— Start of Extracted material —
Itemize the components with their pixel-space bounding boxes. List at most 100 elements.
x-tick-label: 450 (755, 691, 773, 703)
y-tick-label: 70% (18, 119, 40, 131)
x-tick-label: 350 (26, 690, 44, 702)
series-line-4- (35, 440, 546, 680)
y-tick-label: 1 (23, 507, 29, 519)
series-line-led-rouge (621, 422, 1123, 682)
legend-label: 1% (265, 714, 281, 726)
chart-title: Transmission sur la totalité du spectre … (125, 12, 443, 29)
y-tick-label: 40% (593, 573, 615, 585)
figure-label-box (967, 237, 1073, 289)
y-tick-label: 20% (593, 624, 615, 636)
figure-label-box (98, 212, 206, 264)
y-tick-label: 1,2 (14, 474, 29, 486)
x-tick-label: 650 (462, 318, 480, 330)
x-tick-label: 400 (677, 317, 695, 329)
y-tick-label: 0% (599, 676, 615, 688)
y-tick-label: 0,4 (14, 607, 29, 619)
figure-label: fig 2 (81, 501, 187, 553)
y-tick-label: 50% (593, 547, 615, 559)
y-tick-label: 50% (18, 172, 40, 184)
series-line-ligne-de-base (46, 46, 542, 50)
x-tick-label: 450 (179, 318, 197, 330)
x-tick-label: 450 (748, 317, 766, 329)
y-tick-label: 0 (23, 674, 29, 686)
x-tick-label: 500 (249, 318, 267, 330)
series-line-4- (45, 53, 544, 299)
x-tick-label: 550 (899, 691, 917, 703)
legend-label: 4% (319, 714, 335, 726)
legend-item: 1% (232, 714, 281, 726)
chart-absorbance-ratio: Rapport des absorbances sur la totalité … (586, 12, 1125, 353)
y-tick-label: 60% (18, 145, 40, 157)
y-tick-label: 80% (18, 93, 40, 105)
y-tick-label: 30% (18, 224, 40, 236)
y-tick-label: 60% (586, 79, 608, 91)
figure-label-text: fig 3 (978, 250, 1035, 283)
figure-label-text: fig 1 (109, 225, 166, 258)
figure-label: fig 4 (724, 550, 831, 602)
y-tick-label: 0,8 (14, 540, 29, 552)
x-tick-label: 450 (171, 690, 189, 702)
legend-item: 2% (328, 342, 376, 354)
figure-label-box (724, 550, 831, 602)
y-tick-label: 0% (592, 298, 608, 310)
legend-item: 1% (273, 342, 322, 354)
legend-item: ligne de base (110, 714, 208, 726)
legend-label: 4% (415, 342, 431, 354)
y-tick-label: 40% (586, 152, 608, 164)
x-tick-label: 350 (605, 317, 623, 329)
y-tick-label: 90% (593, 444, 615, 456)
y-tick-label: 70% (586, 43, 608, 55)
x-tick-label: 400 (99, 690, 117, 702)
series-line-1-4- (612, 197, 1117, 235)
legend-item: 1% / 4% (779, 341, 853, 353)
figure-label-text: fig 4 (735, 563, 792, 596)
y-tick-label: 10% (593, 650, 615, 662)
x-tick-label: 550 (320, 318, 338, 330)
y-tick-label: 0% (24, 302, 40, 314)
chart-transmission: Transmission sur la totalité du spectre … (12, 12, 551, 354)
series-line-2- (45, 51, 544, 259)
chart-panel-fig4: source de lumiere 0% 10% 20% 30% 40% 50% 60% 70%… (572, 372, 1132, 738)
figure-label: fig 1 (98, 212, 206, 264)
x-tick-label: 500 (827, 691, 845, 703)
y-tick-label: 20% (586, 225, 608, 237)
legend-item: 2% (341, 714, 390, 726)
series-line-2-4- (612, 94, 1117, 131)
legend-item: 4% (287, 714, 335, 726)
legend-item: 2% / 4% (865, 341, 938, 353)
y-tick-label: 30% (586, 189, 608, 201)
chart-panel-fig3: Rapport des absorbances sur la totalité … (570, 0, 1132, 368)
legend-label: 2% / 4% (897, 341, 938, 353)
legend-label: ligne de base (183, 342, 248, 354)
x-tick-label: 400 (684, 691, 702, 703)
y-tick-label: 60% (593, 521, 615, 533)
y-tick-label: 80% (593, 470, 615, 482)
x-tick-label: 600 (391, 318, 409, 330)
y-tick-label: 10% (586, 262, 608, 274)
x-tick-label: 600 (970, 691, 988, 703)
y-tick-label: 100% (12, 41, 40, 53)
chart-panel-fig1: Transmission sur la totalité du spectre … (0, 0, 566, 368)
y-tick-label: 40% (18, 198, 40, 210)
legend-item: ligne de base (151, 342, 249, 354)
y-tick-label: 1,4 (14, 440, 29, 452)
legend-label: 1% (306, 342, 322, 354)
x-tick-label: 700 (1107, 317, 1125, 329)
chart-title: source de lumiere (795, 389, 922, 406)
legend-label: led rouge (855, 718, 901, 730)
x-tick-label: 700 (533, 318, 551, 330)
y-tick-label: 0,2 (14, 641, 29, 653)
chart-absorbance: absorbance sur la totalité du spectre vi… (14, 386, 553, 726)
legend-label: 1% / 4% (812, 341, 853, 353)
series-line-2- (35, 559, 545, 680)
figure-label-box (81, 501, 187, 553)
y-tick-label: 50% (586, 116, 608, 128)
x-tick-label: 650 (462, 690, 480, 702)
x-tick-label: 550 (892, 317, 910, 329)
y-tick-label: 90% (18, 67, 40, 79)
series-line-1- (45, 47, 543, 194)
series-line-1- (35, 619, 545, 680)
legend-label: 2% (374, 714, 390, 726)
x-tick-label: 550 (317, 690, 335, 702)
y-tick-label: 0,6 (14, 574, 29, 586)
— End of Extracted material —
What the exercise asks: Please replace "legend-item" with "legend-entry" in the entries from the start of the entries through the line containing "legend-item: ligne de base (110, 714, 208, 726)", inclusive, leaving everything else unchanged.

Solution for this exercise:
Itemize the components with their pixel-space bounding boxes. List at most 100 elements.
x-tick-label: 450 (755, 691, 773, 703)
y-tick-label: 70% (18, 119, 40, 131)
x-tick-label: 350 (26, 690, 44, 702)
series-line-4- (35, 440, 546, 680)
y-tick-label: 1 (23, 507, 29, 519)
series-line-led-rouge (621, 422, 1123, 682)
legend-label: 1% (265, 714, 281, 726)
chart-title: Transmission sur la totalité du spectre … (125, 12, 443, 29)
y-tick-label: 40% (593, 573, 615, 585)
figure-label-box (967, 237, 1073, 289)
y-tick-label: 20% (593, 624, 615, 636)
figure-label-box (98, 212, 206, 264)
y-tick-label: 1,2 (14, 474, 29, 486)
x-tick-label: 650 (462, 318, 480, 330)
x-tick-label: 400 (677, 317, 695, 329)
y-tick-label: 0% (599, 676, 615, 688)
y-tick-label: 0,4 (14, 607, 29, 619)
figure-label: fig 2 (81, 501, 187, 553)
y-tick-label: 50% (593, 547, 615, 559)
y-tick-label: 50% (18, 172, 40, 184)
series-line-ligne-de-base (46, 46, 542, 50)
x-tick-label: 450 (179, 318, 197, 330)
x-tick-label: 450 (748, 317, 766, 329)
y-tick-label: 0 (23, 674, 29, 686)
x-tick-label: 500 (249, 318, 267, 330)
series-line-4- (45, 53, 544, 299)
x-tick-label: 550 (899, 691, 917, 703)
legend-label: 4% (319, 714, 335, 726)
legend-entry: 1% (232, 714, 281, 726)
chart-absorbance-ratio: Rapport des absorbances sur la totalité … (586, 12, 1125, 353)
y-tick-label: 60% (18, 145, 40, 157)
y-tick-label: 80% (18, 93, 40, 105)
y-tick-label: 30% (18, 224, 40, 236)
y-tick-label: 60% (586, 79, 608, 91)
figure-label-text: fig 3 (978, 250, 1035, 283)
figure-label-text: fig 1 (109, 225, 166, 258)
figure-label: fig 4 (724, 550, 831, 602)
y-tick-label: 0,8 (14, 540, 29, 552)
x-tick-label: 450 (171, 690, 189, 702)
legend-entry: 2% (328, 342, 376, 354)
figure-label-box (724, 550, 831, 602)
y-tick-label: 0% (592, 298, 608, 310)
legend-entry: 1% (273, 342, 322, 354)
legend-entry: ligne de base (110, 714, 208, 726)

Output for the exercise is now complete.